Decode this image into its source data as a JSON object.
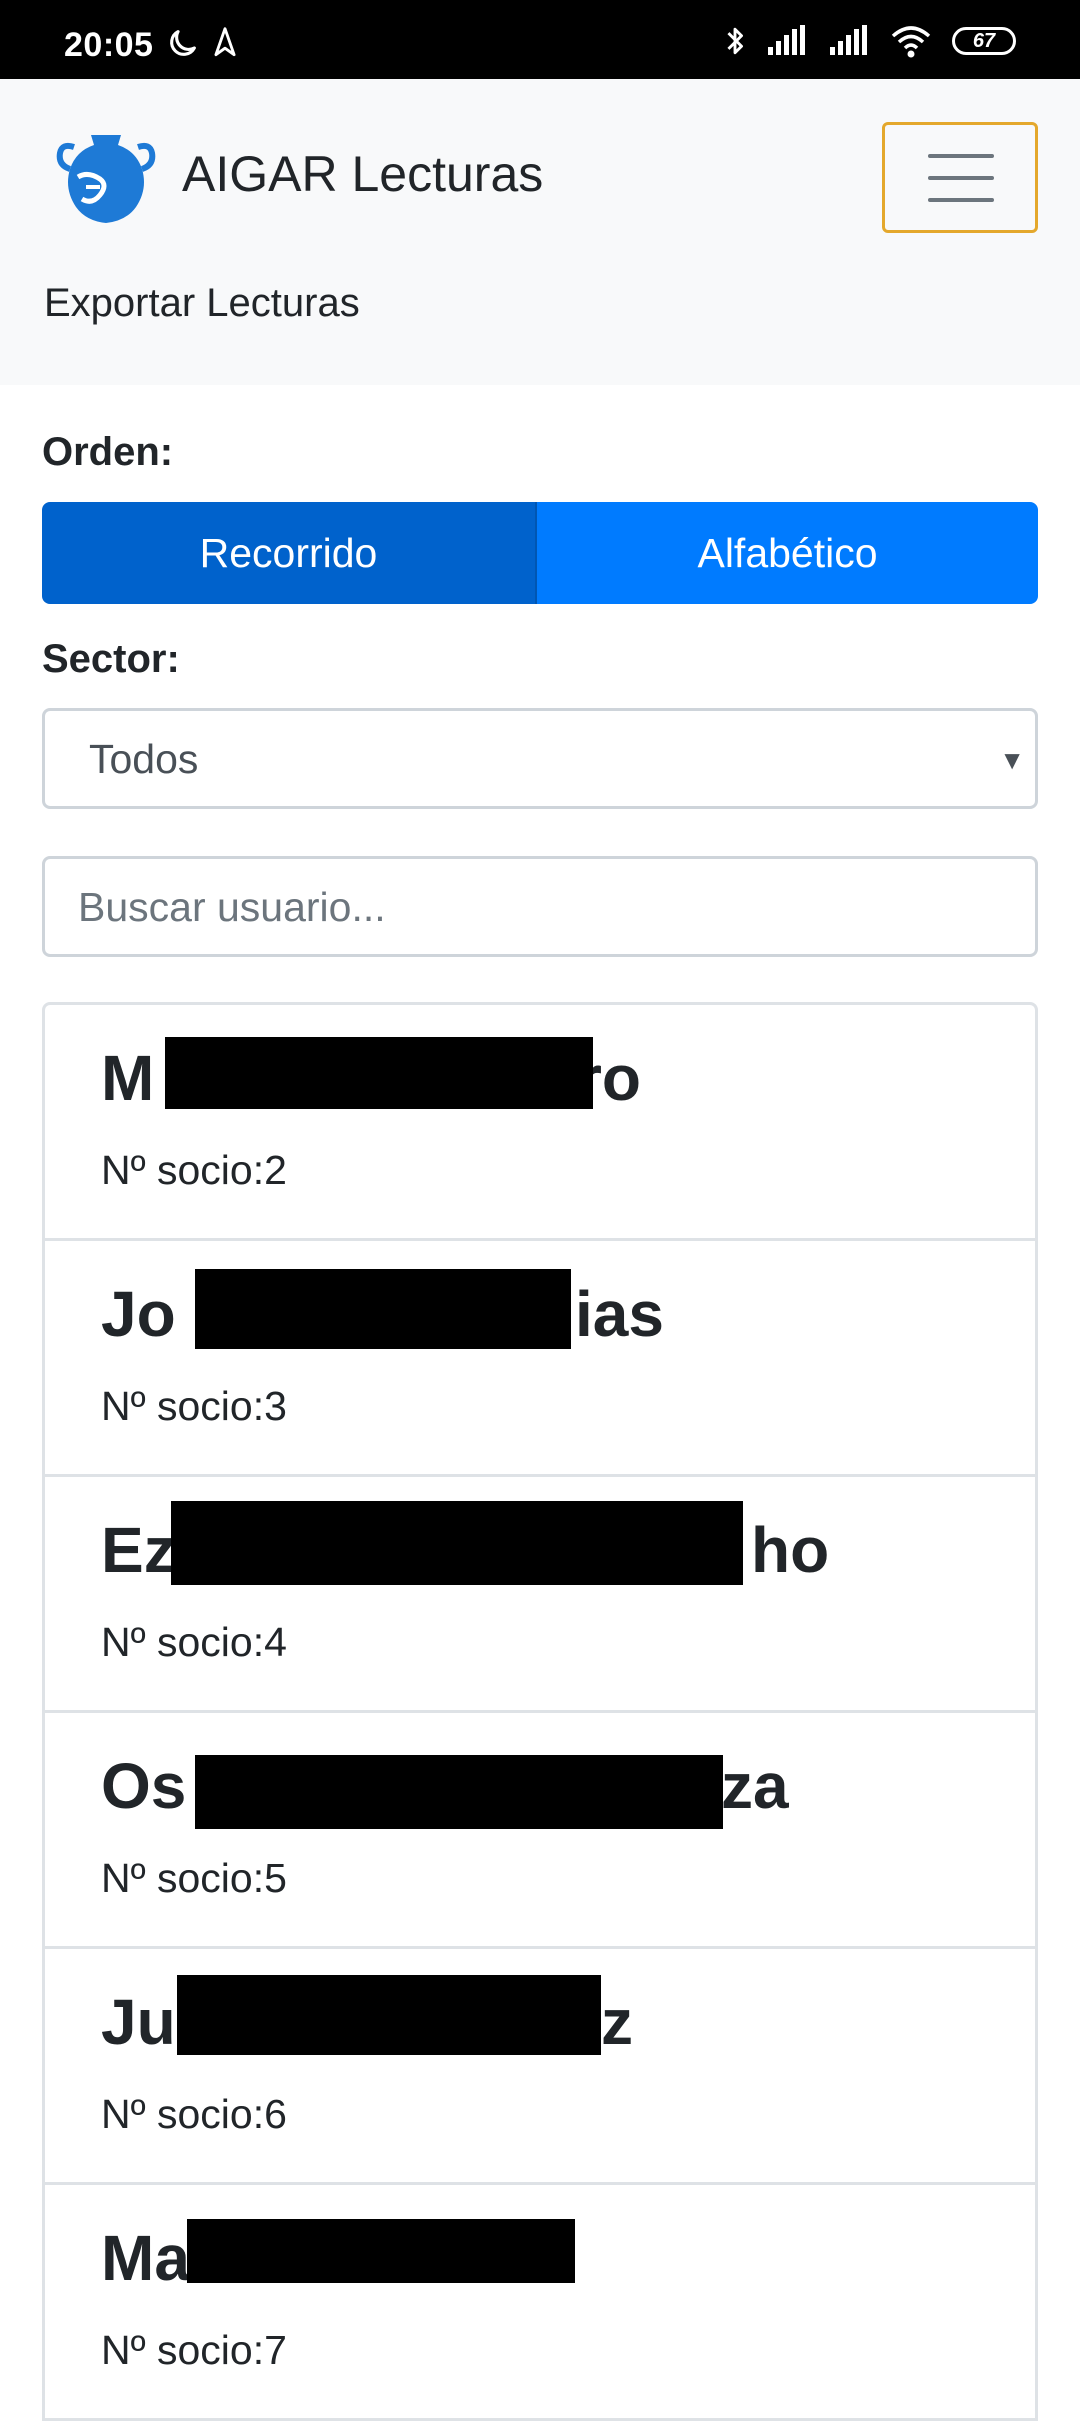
{
  "status_bar": {
    "time": "20:05",
    "battery": "67"
  },
  "navbar": {
    "brand": "AIGAR Lecturas",
    "link": "Exportar Lecturas",
    "brand_color": "#1e7ad6",
    "toggler_border_color": "#e4a82c"
  },
  "filters": {
    "orden_label": "Orden:",
    "orden_options": [
      "Recorrido",
      "Alfabético"
    ],
    "orden_selected": "Recorrido",
    "sector_label": "Sector:",
    "sector_value": "Todos",
    "search_placeholder": "Buscar usuario..."
  },
  "users": [
    {
      "name_start": "M",
      "name_end": "ro",
      "socio": "Nº socio:2"
    },
    {
      "name_start": "Jo",
      "name_end": "ias",
      "socio": "Nº socio:3"
    },
    {
      "name_start": "Ez",
      "name_end": "ho",
      "socio": "Nº socio:4"
    },
    {
      "name_start": "Os",
      "name_end": "za",
      "socio": "Nº socio:5"
    },
    {
      "name_start": "Ju",
      "name_end": "z",
      "socio": "Nº socio:6"
    },
    {
      "name_start": "Ma",
      "name_end": "",
      "socio": "Nº socio:7"
    }
  ],
  "colors": {
    "primary": "#007bff",
    "primary_active": "#0062cc",
    "redaction": "#000000"
  }
}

● **DIRECTION**
Sift through the entries and copy every line with "Lecturas".

● **TASK RESPONSE**
    "brand": "AIGAR Lecturas",
    "link": "Exportar Lecturas",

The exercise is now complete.